## [Figure collection entries]

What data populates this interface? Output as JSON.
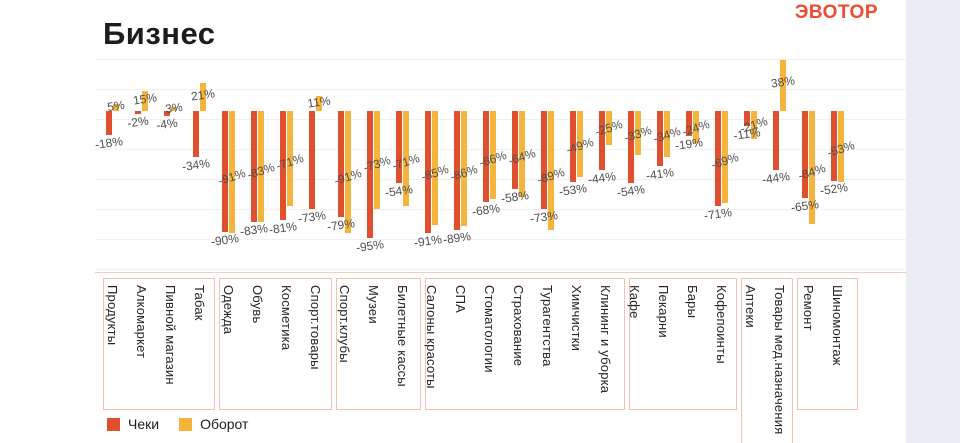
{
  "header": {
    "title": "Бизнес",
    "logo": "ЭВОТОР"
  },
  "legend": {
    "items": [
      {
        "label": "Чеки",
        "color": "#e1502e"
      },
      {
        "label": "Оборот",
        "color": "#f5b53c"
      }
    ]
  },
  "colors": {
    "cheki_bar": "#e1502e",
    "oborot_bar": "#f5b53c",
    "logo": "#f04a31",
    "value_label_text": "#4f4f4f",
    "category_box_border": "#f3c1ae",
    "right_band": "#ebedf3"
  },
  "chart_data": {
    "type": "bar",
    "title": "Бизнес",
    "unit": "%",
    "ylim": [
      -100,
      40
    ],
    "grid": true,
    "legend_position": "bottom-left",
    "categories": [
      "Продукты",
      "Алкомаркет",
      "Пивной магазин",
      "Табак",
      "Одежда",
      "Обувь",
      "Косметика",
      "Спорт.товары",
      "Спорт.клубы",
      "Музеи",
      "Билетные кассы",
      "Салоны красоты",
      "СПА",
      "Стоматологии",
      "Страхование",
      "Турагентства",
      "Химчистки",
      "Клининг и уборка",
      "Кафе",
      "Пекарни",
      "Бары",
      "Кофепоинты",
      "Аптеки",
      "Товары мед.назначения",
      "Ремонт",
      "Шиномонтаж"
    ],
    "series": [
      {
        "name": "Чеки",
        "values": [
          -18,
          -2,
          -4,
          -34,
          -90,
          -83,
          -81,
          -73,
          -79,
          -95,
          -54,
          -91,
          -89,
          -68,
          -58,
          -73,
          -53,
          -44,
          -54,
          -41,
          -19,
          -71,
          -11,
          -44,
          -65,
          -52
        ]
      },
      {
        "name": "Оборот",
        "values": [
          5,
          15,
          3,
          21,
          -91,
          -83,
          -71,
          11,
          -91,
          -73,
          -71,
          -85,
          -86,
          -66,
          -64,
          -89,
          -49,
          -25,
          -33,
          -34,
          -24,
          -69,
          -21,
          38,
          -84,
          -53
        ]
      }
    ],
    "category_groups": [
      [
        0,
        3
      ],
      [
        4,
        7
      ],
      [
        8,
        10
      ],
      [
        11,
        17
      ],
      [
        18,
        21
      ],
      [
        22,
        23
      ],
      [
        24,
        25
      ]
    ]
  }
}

## [TASK OBJECTIVE]
Repeat the material above verbatim, with no pictures in the output.

## [EXPECTED ANSWER]
What data populates this interface? Output as JSON.
{
  "header": {
    "title": "Бизнес",
    "logo": "ЭВОТОР"
  },
  "legend": {
    "items": [
      {
        "label": "Чеки",
        "color": "#e1502e"
      },
      {
        "label": "Оборот",
        "color": "#f5b53c"
      }
    ]
  },
  "colors": {
    "cheki_bar": "#e1502e",
    "oborot_bar": "#f5b53c",
    "logo": "#f04a31",
    "value_label_text": "#4f4f4f",
    "category_box_border": "#f3c1ae",
    "right_band": "#ebedf3"
  },
  "chart_data": {
    "type": "bar",
    "title": "Бизнес",
    "unit": "%",
    "ylim": [
      -100,
      40
    ],
    "grid": true,
    "legend_position": "bottom-left",
    "categories": [
      "Продукты",
      "Алкомаркет",
      "Пивной магазин",
      "Табак",
      "Одежда",
      "Обувь",
      "Косметика",
      "Спорт.товары",
      "Спорт.клубы",
      "Музеи",
      "Билетные кассы",
      "Салоны красоты",
      "СПА",
      "Стоматологии",
      "Страхование",
      "Турагентства",
      "Химчистки",
      "Клининг и уборка",
      "Кафе",
      "Пекарни",
      "Бары",
      "Кофепоинты",
      "Аптеки",
      "Товары мед.назначения",
      "Ремонт",
      "Шиномонтаж"
    ],
    "series": [
      {
        "name": "Чеки",
        "values": [
          -18,
          -2,
          -4,
          -34,
          -90,
          -83,
          -81,
          -73,
          -79,
          -95,
          -54,
          -91,
          -89,
          -68,
          -58,
          -73,
          -53,
          -44,
          -54,
          -41,
          -19,
          -71,
          -11,
          -44,
          -65,
          -52
        ]
      },
      {
        "name": "Оборот",
        "values": [
          5,
          15,
          3,
          21,
          -91,
          -83,
          -71,
          11,
          -91,
          -73,
          -71,
          -85,
          -86,
          -66,
          -64,
          -89,
          -49,
          -25,
          -33,
          -34,
          -24,
          -69,
          -21,
          38,
          -84,
          -53
        ]
      }
    ],
    "category_groups": [
      [
        0,
        3
      ],
      [
        4,
        7
      ],
      [
        8,
        10
      ],
      [
        11,
        17
      ],
      [
        18,
        21
      ],
      [
        22,
        23
      ],
      [
        24,
        25
      ]
    ]
  }
}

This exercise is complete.